* [GIVEN INSTRUCTION]:
Set down the material below word for word, excluding the pictures.

^^^^

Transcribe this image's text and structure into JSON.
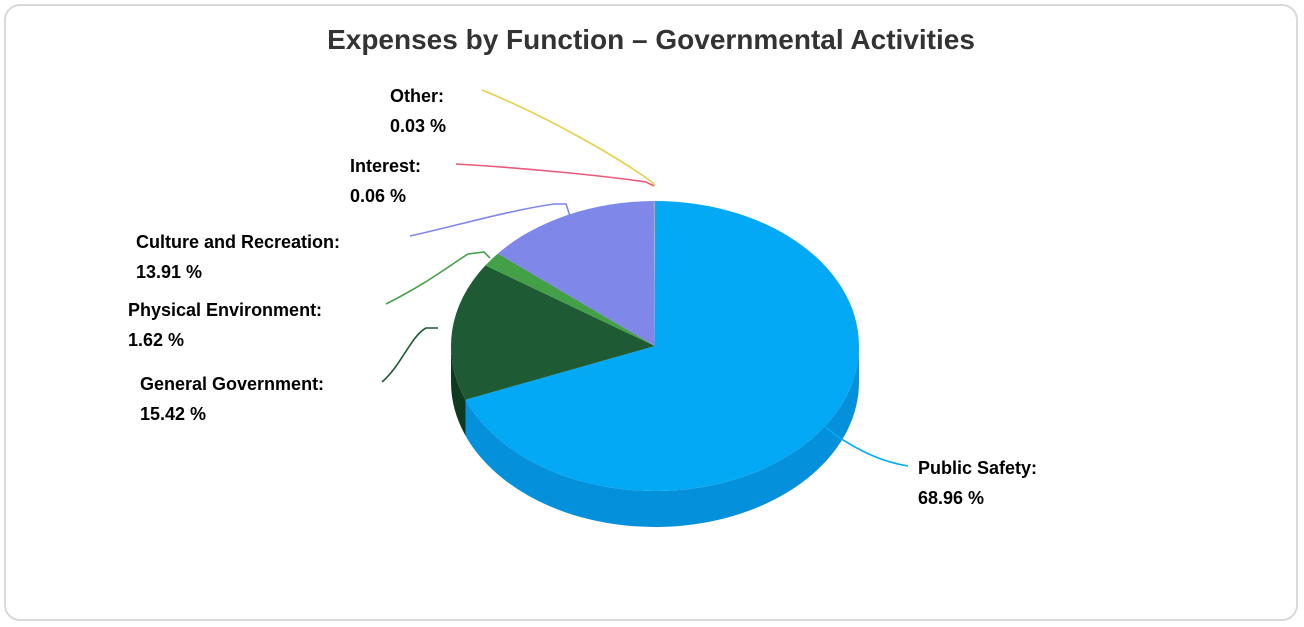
{
  "chart_data": {
    "type": "pie",
    "title": "Expenses by Function – Governmental Activities",
    "three_d": true,
    "slices": [
      {
        "label": "Public Safety",
        "value": 68.96,
        "display_value": "68.96 %",
        "color": "#03a9f4",
        "side_color": "#0490da"
      },
      {
        "label": "General Government",
        "value": 15.42,
        "display_value": "15.42 %",
        "color": "#1e5a34",
        "side_color": "#0f3a1f"
      },
      {
        "label": "Physical Environment",
        "value": 1.62,
        "display_value": "1.62 %",
        "color": "#43a047",
        "side_color": "#2e7d32"
      },
      {
        "label": "Culture and Recreation",
        "value": 13.91,
        "display_value": "13.91 %",
        "color": "#7f87e8",
        "side_color": "#5c63c7"
      },
      {
        "label": "Interest",
        "value": 0.06,
        "display_value": "0.06 %",
        "color": "#e85a7a",
        "side_color": "#c43e5e"
      },
      {
        "label": "Other",
        "value": 0.03,
        "display_value": "0.03 %",
        "color": "#e6d04a",
        "side_color": "#c4ad2e"
      }
    ]
  }
}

^^^^

* [SOLUTION TO THIS PROBLEM]:
Transcribe this image's text and structure into JSON.
{
  "chart_data": {
    "type": "pie",
    "title": "Expenses by Function – Governmental Activities",
    "three_d": true,
    "slices": [
      {
        "label": "Public Safety",
        "value": 68.96,
        "display_value": "68.96 %",
        "color": "#03a9f4",
        "side_color": "#0490da"
      },
      {
        "label": "General Government",
        "value": 15.42,
        "display_value": "15.42 %",
        "color": "#1e5a34",
        "side_color": "#0f3a1f"
      },
      {
        "label": "Physical Environment",
        "value": 1.62,
        "display_value": "1.62 %",
        "color": "#43a047",
        "side_color": "#2e7d32"
      },
      {
        "label": "Culture and Recreation",
        "value": 13.91,
        "display_value": "13.91 %",
        "color": "#7f87e8",
        "side_color": "#5c63c7"
      },
      {
        "label": "Interest",
        "value": 0.06,
        "display_value": "0.06 %",
        "color": "#e85a7a",
        "side_color": "#c43e5e"
      },
      {
        "label": "Other",
        "value": 0.03,
        "display_value": "0.03 %",
        "color": "#e6d04a",
        "side_color": "#c4ad2e"
      }
    ]
  }
}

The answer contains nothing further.